What to do
Count each line in which the word "voltage" appears. Reply with the total and nothing more.

Source records
--------------------------------------------------

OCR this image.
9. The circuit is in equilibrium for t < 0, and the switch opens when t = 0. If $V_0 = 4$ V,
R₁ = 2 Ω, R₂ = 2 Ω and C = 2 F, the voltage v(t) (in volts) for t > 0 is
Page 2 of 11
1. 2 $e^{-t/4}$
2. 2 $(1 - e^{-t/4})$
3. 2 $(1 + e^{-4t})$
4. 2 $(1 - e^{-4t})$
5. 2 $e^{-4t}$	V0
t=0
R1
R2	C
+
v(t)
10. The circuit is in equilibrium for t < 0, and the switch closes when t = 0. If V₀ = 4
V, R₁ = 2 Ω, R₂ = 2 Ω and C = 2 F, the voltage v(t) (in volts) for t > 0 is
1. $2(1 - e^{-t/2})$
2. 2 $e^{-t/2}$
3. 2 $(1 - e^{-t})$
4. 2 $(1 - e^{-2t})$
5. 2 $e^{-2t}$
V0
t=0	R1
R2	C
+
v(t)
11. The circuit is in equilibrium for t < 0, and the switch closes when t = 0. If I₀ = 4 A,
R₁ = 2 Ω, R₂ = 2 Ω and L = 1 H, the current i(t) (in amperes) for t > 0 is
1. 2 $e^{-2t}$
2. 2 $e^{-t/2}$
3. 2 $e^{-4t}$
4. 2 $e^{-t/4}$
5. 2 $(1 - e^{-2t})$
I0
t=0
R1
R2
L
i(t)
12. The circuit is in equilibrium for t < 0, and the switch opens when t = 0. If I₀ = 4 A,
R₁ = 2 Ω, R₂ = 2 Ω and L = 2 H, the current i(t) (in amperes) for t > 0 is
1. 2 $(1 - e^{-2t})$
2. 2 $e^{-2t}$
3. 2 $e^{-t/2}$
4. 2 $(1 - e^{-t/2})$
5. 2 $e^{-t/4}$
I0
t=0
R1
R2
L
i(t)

--------------------------------------------------

Exercise output
2